(Figure content listings)
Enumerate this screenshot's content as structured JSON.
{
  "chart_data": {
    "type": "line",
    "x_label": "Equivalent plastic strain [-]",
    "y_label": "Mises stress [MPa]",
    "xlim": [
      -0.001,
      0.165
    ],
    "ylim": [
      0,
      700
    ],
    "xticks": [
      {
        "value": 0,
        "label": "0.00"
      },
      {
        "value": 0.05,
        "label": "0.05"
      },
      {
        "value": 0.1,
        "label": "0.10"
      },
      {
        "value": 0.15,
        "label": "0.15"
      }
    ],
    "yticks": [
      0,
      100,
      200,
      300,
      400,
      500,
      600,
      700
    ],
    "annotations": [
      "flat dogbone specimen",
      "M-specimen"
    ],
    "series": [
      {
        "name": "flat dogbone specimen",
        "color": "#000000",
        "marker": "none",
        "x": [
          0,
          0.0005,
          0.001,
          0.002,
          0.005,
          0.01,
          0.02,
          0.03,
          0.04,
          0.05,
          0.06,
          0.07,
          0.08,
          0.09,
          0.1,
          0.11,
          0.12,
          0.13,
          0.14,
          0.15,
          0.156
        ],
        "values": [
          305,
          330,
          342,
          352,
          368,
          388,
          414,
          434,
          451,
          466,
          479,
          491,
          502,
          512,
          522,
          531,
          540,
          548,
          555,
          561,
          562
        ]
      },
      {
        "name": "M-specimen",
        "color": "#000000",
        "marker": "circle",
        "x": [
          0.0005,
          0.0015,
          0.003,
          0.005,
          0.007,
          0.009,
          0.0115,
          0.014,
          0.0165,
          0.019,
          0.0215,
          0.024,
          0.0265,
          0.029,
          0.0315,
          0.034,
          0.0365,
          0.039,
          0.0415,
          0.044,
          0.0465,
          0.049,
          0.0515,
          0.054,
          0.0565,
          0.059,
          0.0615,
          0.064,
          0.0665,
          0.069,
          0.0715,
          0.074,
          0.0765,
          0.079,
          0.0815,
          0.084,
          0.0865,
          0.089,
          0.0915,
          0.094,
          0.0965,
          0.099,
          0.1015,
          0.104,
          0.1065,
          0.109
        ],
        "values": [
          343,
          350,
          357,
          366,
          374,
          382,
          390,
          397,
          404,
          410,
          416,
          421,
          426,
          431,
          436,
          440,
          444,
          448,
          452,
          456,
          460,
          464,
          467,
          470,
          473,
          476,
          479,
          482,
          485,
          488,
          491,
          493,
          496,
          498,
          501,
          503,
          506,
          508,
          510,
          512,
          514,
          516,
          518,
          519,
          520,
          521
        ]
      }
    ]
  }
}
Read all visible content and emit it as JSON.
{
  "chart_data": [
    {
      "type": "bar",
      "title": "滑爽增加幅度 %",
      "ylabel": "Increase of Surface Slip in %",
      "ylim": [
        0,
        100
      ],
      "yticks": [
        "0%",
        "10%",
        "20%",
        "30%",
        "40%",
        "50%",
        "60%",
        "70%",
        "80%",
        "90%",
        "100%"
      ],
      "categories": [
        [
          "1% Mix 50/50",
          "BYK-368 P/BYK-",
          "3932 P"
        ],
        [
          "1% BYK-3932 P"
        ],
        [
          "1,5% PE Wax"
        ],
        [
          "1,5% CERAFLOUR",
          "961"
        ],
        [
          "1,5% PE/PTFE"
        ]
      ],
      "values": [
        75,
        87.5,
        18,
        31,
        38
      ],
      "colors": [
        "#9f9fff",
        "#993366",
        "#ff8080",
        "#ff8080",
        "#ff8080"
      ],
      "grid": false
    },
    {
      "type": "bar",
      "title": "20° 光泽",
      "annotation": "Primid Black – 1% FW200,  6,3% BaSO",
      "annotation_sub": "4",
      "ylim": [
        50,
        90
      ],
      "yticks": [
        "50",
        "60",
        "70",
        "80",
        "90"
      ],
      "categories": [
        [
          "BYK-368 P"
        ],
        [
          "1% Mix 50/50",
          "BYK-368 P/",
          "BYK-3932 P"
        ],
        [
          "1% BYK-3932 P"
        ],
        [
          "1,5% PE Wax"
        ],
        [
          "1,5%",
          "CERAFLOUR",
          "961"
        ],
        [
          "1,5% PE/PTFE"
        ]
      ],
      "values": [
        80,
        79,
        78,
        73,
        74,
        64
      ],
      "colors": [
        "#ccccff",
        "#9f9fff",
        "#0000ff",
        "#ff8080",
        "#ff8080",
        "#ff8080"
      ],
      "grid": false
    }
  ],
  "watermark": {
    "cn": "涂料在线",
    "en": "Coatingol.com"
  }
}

• [Exercise] From the listing above, collect each line in which the string "specimen" appears.

• [The answer]
      "flat dogbone specimen",
      "M-specimen"
        "name": "flat dogbone specimen",
        "name": "M-specimen",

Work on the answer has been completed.